:: GOAL OF THE EXERCISE ::
Search the material for "content" and show all lines that contain it.

:: DATA ::
++++++++

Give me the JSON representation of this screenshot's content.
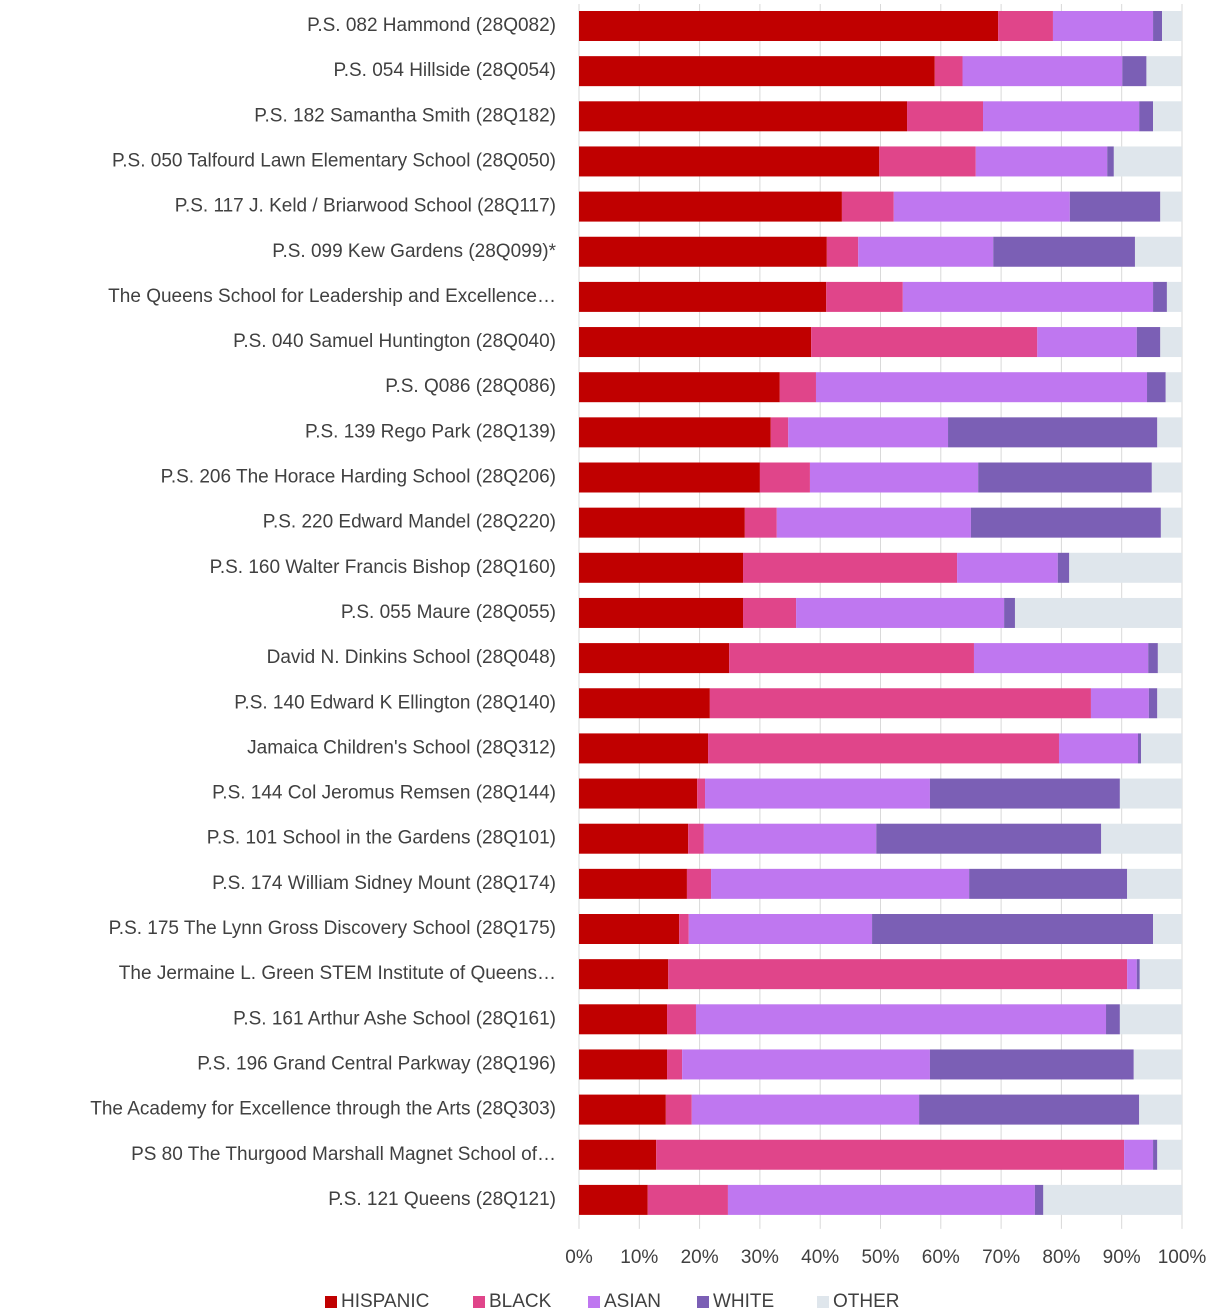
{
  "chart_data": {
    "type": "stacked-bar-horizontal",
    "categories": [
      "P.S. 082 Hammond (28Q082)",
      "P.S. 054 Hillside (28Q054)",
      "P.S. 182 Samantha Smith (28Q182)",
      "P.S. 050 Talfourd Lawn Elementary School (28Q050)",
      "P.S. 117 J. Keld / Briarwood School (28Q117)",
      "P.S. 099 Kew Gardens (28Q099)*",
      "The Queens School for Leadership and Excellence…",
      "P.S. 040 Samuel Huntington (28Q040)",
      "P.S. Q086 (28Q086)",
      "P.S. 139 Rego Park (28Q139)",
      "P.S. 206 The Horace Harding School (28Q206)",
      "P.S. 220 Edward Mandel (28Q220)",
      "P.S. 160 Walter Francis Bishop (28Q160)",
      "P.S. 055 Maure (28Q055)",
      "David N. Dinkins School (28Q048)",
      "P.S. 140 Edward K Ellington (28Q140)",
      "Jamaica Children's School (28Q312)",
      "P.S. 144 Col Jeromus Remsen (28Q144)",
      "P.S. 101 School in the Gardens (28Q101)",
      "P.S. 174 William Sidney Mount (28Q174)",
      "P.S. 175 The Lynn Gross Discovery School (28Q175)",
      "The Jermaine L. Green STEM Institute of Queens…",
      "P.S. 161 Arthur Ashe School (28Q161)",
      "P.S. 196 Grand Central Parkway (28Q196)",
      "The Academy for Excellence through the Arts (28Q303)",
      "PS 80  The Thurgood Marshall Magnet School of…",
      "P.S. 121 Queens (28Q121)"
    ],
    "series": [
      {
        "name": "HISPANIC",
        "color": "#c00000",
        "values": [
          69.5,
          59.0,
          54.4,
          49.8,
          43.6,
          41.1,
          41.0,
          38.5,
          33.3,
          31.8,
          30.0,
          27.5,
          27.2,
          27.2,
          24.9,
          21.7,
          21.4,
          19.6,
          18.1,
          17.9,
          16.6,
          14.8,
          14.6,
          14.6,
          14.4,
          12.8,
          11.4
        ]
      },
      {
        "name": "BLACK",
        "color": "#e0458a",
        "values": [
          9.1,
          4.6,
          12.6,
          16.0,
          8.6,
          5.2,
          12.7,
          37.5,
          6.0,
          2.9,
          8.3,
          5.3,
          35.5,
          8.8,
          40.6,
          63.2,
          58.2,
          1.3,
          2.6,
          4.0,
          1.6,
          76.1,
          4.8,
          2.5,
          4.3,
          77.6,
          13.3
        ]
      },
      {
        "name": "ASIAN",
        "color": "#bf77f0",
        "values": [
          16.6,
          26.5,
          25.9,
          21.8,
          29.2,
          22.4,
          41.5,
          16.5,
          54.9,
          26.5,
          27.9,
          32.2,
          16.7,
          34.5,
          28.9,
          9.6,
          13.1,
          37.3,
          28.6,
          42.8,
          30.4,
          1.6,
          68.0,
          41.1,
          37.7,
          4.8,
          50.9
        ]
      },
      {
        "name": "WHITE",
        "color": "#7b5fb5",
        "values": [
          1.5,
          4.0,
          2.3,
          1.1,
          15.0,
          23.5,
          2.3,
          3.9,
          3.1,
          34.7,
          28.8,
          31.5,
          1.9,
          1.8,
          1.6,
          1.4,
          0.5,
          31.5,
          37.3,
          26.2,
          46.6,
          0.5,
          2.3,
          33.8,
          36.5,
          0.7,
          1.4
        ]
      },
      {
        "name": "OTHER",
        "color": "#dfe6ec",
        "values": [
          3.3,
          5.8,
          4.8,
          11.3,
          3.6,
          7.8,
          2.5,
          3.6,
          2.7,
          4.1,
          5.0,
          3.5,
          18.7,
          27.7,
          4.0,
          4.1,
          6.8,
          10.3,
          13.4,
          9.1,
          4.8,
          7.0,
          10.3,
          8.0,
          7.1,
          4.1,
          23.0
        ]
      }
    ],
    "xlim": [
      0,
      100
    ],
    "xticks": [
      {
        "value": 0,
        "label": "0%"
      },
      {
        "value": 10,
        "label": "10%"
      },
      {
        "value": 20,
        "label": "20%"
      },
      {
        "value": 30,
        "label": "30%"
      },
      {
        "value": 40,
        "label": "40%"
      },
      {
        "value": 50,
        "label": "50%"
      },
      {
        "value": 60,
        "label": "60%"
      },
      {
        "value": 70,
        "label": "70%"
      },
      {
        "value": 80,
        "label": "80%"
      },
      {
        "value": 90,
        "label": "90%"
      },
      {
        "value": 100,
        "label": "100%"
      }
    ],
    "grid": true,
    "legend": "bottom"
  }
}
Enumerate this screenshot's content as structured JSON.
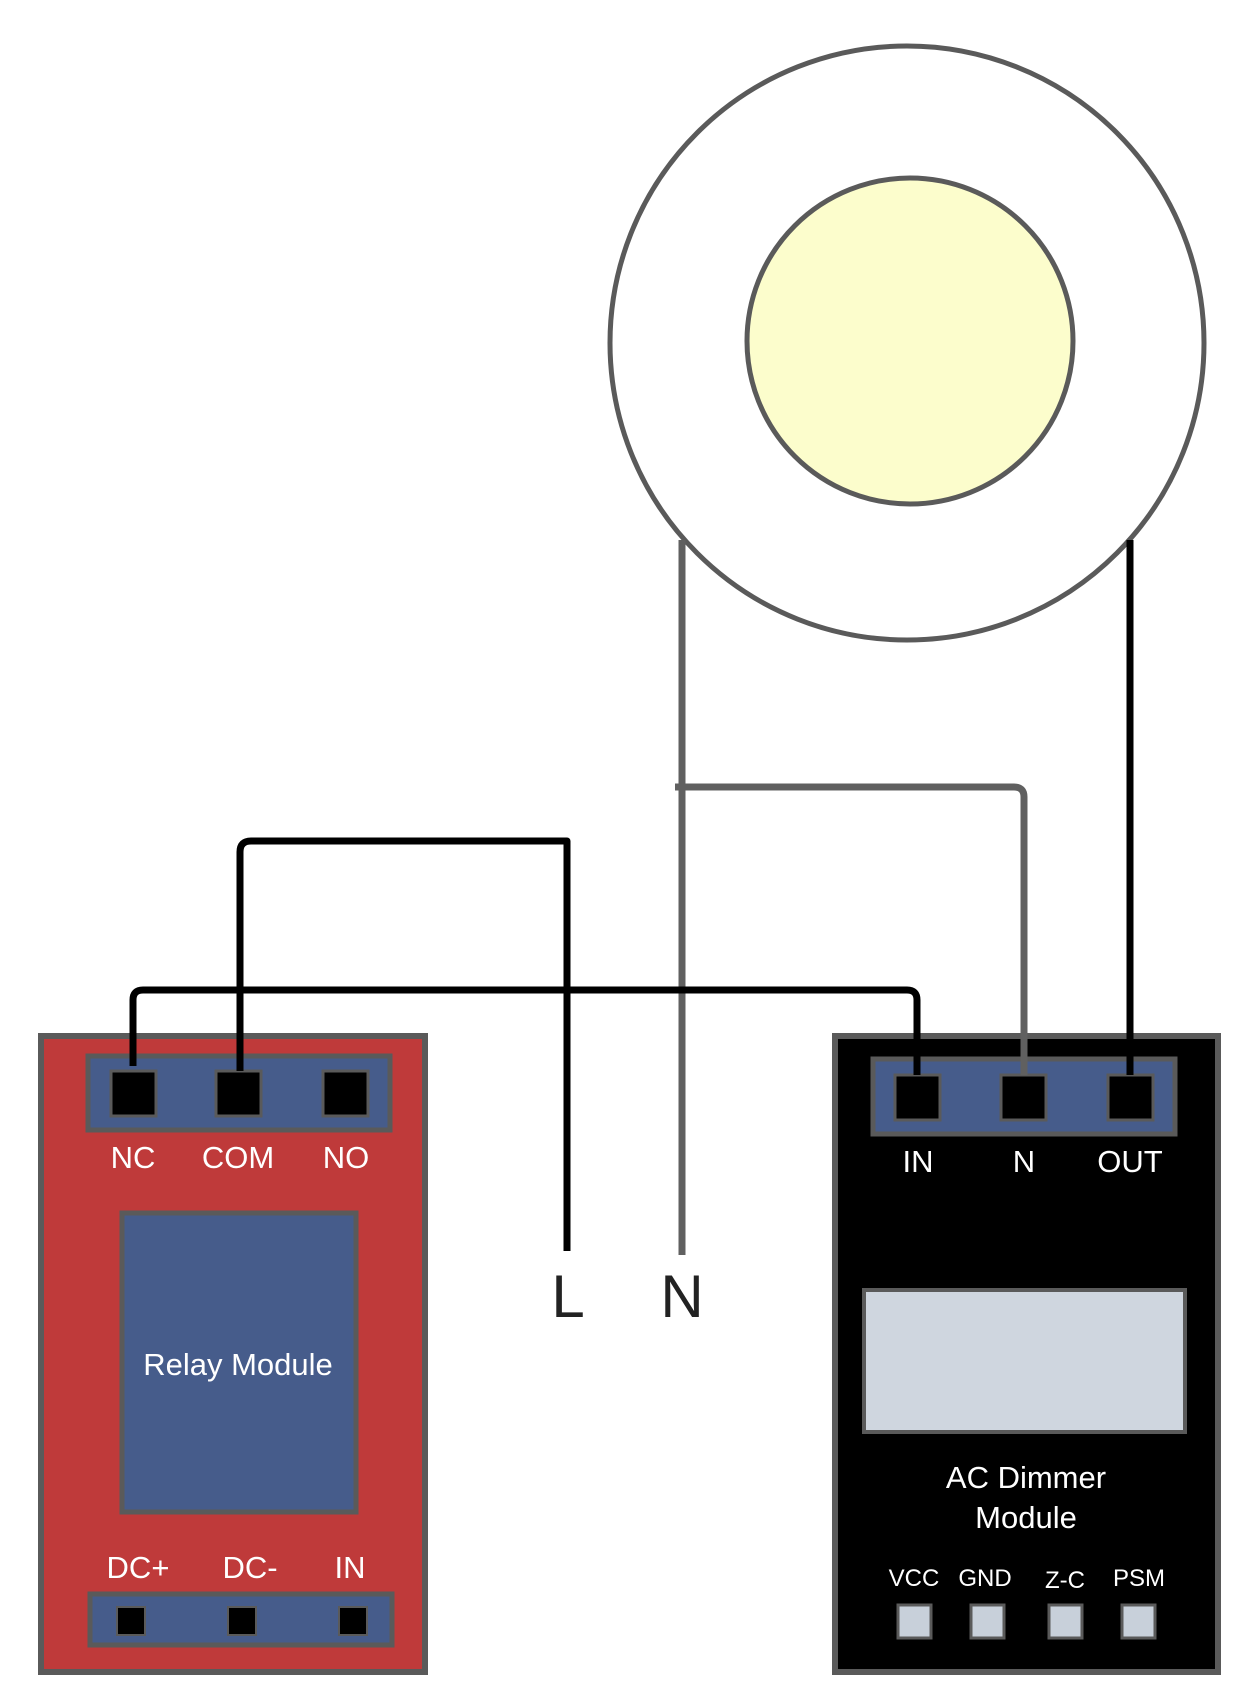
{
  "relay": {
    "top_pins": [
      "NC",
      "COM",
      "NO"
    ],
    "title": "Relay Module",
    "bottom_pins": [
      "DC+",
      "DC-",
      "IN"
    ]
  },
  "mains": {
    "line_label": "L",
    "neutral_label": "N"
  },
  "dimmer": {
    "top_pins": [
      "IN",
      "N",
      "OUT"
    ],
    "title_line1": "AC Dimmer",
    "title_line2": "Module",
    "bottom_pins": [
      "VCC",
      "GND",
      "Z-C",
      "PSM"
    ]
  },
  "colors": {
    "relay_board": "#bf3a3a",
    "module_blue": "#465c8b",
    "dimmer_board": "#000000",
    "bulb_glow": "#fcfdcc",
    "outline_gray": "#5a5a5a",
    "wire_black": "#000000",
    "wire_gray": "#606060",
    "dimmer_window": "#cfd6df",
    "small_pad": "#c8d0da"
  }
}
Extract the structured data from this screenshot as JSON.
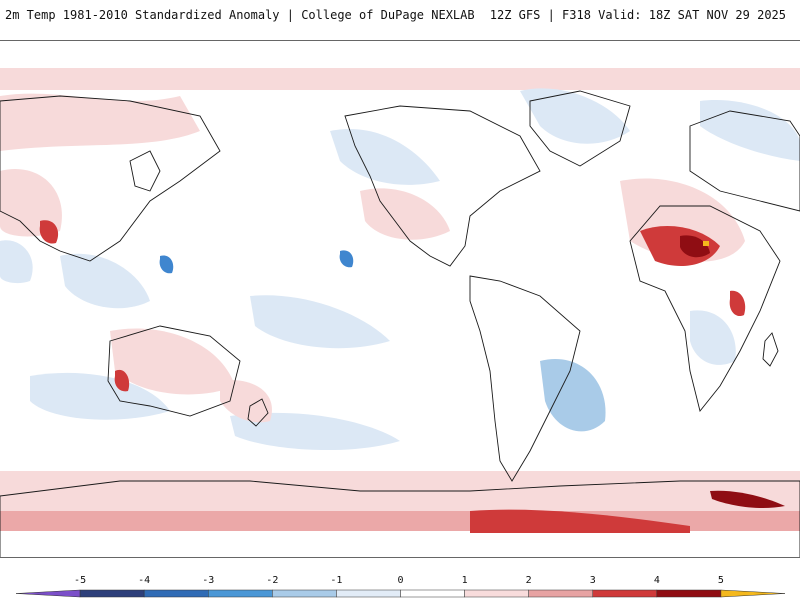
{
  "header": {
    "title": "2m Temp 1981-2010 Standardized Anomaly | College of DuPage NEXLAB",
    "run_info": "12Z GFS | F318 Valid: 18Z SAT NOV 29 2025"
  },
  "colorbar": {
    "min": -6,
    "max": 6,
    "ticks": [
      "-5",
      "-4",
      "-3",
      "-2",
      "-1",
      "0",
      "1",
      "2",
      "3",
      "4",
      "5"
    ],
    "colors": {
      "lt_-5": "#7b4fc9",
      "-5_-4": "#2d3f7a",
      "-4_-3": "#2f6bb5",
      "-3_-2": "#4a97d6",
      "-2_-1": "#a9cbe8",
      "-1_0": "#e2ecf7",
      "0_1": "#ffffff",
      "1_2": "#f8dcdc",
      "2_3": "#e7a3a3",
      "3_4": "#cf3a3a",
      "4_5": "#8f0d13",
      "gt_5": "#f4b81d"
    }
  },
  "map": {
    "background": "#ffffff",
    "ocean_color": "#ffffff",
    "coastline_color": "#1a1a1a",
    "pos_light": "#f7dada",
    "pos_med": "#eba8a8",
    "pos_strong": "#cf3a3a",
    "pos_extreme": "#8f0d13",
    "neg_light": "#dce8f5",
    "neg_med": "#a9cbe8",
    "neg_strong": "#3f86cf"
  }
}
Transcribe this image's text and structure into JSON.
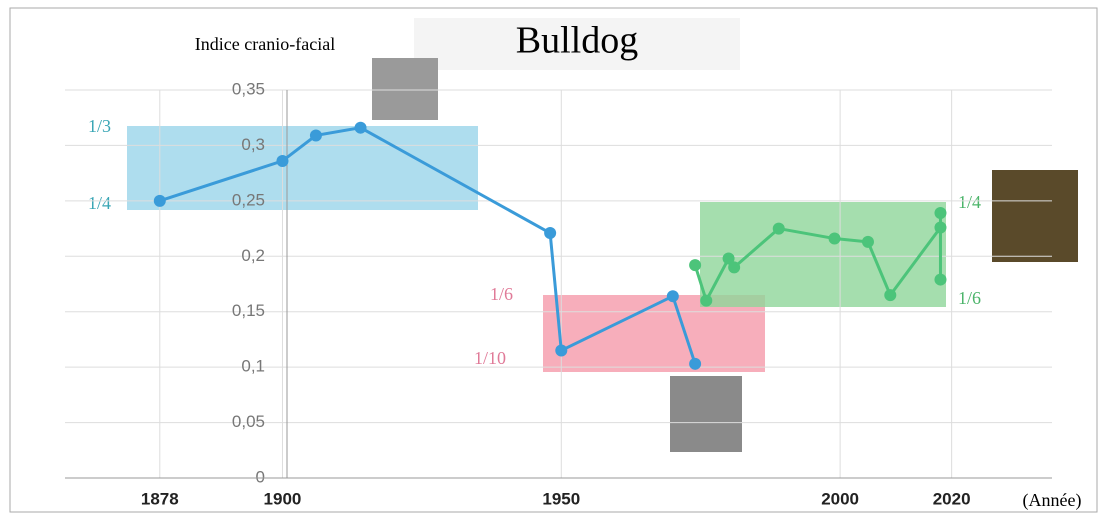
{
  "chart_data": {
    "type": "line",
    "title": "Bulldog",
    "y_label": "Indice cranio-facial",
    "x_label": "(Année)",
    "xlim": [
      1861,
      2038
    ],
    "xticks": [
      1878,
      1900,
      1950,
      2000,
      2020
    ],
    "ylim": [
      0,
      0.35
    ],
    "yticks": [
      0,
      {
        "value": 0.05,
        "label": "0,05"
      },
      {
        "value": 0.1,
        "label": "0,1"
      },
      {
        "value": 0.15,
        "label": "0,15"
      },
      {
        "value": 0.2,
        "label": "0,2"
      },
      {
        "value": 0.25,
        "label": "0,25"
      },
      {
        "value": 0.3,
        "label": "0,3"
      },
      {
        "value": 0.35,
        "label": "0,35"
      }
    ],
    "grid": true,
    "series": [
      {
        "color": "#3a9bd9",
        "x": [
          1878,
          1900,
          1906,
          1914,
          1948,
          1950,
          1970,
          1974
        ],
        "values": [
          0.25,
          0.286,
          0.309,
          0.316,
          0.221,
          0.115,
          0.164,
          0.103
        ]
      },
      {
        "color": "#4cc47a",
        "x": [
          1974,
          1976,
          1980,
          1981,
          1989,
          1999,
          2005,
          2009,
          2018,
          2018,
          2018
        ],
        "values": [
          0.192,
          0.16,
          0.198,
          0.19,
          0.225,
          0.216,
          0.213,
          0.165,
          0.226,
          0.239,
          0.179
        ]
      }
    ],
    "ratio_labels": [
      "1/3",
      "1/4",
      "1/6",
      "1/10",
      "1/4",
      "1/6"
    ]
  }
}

++++++++

:: RIGHT ANSWER ::
Give me the JSON representation of this screenshot's content.
Enumerate this screenshot's content as structured JSON.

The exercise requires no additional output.